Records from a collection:
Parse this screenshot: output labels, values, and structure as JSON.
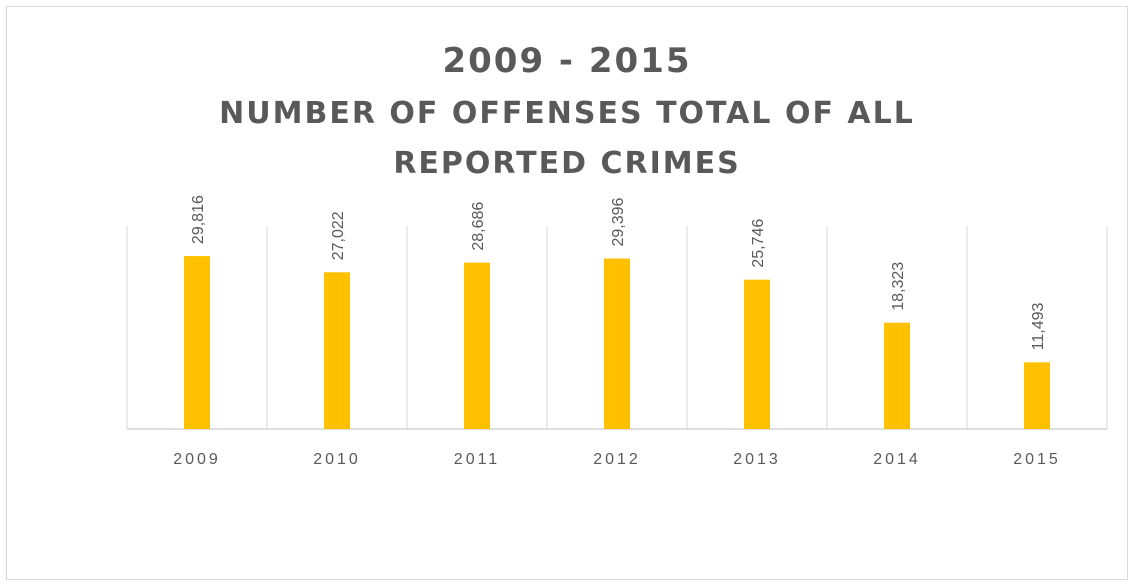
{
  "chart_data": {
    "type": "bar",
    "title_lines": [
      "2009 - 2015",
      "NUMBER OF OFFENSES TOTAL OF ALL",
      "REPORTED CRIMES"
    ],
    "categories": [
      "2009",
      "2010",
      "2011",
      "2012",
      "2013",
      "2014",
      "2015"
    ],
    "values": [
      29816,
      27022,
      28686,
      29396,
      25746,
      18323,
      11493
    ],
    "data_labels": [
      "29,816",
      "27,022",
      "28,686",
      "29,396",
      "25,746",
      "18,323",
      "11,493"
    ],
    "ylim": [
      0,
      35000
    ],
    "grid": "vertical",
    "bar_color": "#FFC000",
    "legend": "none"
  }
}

--- Stated goal ---
Quote the records above exactly, leaving out any pictures.

--- Result ---
Parse this screenshot: output labels, values, and structure as JSON.
{
  "chart_data": {
    "type": "bar",
    "title_lines": [
      "2009 - 2015",
      "NUMBER OF OFFENSES TOTAL OF ALL",
      "REPORTED CRIMES"
    ],
    "categories": [
      "2009",
      "2010",
      "2011",
      "2012",
      "2013",
      "2014",
      "2015"
    ],
    "values": [
      29816,
      27022,
      28686,
      29396,
      25746,
      18323,
      11493
    ],
    "data_labels": [
      "29,816",
      "27,022",
      "28,686",
      "29,396",
      "25,746",
      "18,323",
      "11,493"
    ],
    "ylim": [
      0,
      35000
    ],
    "grid": "vertical",
    "bar_color": "#FFC000",
    "legend": "none"
  }
}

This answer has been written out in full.